• WORK INSTRUCTIONS: Separate out the lines that hold "type".

• STORED RECORDS:
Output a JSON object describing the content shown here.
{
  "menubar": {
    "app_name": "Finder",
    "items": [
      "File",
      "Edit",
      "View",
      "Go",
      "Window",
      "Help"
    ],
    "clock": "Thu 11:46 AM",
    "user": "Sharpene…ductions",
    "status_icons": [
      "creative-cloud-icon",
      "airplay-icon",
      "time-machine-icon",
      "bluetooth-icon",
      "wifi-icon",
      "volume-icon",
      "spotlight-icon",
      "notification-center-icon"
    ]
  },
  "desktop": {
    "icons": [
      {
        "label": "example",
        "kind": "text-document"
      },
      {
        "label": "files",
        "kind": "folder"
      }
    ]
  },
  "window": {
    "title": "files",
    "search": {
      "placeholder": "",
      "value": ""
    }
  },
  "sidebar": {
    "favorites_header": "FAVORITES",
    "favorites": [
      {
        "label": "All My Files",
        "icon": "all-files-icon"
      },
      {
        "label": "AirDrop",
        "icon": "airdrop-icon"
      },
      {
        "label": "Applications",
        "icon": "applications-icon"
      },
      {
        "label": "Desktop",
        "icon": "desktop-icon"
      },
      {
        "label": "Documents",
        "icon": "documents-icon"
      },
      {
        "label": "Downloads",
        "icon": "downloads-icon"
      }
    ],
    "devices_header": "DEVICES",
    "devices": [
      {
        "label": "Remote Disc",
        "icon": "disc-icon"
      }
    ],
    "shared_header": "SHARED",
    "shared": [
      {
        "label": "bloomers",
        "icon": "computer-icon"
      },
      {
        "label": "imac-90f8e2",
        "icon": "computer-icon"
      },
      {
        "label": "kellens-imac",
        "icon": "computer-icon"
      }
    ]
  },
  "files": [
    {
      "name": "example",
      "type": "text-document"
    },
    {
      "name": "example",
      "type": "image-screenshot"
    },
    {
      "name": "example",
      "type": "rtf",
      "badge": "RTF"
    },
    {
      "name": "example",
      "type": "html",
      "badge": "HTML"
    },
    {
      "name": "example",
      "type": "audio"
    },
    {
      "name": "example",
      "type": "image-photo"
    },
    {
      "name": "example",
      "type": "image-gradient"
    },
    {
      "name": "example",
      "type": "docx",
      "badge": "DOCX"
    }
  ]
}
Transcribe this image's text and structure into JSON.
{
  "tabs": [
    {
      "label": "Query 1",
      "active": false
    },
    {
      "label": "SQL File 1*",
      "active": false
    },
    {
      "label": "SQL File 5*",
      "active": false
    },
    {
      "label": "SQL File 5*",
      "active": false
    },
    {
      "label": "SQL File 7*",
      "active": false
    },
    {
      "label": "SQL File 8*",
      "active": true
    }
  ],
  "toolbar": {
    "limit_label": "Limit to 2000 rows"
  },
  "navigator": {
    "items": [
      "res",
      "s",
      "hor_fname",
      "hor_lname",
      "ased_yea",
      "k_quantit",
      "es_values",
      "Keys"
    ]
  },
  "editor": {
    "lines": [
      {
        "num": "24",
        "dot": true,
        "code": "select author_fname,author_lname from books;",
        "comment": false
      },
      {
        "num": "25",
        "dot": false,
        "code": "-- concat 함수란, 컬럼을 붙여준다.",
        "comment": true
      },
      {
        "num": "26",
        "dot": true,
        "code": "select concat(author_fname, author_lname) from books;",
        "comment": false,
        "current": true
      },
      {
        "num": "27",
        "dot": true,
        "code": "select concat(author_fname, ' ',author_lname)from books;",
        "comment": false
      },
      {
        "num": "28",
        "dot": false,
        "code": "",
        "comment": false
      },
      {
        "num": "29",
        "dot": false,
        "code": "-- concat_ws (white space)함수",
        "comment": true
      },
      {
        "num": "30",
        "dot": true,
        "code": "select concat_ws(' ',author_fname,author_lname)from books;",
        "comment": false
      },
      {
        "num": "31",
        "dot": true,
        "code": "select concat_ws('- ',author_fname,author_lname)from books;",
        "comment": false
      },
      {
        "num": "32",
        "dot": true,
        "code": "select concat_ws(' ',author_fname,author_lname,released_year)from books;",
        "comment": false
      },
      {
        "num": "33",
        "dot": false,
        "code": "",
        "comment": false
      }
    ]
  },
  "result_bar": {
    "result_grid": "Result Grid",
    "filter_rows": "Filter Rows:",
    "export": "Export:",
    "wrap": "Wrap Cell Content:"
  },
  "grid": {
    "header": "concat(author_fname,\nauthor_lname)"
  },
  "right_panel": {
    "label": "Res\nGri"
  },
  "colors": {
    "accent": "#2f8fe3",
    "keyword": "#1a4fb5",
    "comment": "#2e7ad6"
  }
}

• CORRECT RESULT:
      "type": "text-document"
      "type": "image-screenshot"
      "type": "rtf",
      "type": "html",
      "type": "audio"
      "type": "image-photo"
      "type": "image-gradient"
      "type": "docx",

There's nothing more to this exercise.